- [Written problem]:
Render every entry verbatim.

- [Dataset records]:
◇ ◇ ◇ ◇ ◇ ◇ ◇
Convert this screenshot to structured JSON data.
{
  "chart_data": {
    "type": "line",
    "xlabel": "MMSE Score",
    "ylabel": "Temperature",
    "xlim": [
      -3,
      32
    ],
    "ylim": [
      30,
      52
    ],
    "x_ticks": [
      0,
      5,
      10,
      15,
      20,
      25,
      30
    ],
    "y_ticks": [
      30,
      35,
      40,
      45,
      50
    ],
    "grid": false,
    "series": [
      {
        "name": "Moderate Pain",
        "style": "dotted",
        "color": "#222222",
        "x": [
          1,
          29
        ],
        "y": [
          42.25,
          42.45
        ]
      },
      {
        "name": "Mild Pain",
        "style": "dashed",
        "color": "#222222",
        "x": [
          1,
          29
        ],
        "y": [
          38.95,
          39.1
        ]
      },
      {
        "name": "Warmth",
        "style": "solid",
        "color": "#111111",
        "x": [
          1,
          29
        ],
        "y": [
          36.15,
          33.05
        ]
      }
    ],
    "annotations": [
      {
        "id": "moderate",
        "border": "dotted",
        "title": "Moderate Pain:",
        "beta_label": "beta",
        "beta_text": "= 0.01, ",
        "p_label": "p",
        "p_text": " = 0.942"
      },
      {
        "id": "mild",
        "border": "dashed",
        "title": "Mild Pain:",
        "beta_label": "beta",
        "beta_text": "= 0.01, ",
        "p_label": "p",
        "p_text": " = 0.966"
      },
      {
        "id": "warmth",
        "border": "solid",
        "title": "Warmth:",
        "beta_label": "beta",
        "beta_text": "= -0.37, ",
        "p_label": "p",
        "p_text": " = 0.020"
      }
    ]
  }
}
◇ ◇ ◇ ◇ ◇ ◇ ◇
- [Answer for this exercise]:
Convert this screenshot to structured JSON data.
{
  "chart_data": {
    "type": "line",
    "xlabel": "MMSE Score",
    "ylabel": "Temperature",
    "xlim": [
      -3,
      32
    ],
    "ylim": [
      30,
      52
    ],
    "x_ticks": [
      0,
      5,
      10,
      15,
      20,
      25,
      30
    ],
    "y_ticks": [
      30,
      35,
      40,
      45,
      50
    ],
    "grid": false,
    "series": [
      {
        "name": "Moderate Pain",
        "style": "dotted",
        "color": "#222222",
        "x": [
          1,
          29
        ],
        "y": [
          42.25,
          42.45
        ]
      },
      {
        "name": "Mild Pain",
        "style": "dashed",
        "color": "#222222",
        "x": [
          1,
          29
        ],
        "y": [
          38.95,
          39.1
        ]
      },
      {
        "name": "Warmth",
        "style": "solid",
        "color": "#111111",
        "x": [
          1,
          29
        ],
        "y": [
          36.15,
          33.05
        ]
      }
    ],
    "annotations": [
      {
        "id": "moderate",
        "border": "dotted",
        "title": "Moderate Pain:",
        "beta_label": "beta",
        "beta_text": "= 0.01, ",
        "p_label": "p",
        "p_text": " = 0.942"
      },
      {
        "id": "mild",
        "border": "dashed",
        "title": "Mild Pain:",
        "beta_label": "beta",
        "beta_text": "= 0.01, ",
        "p_label": "p",
        "p_text": " = 0.966"
      },
      {
        "id": "warmth",
        "border": "solid",
        "title": "Warmth:",
        "beta_label": "beta",
        "beta_text": "= -0.37, ",
        "p_label": "p",
        "p_text": " = 0.020"
      }
    ]
  }
}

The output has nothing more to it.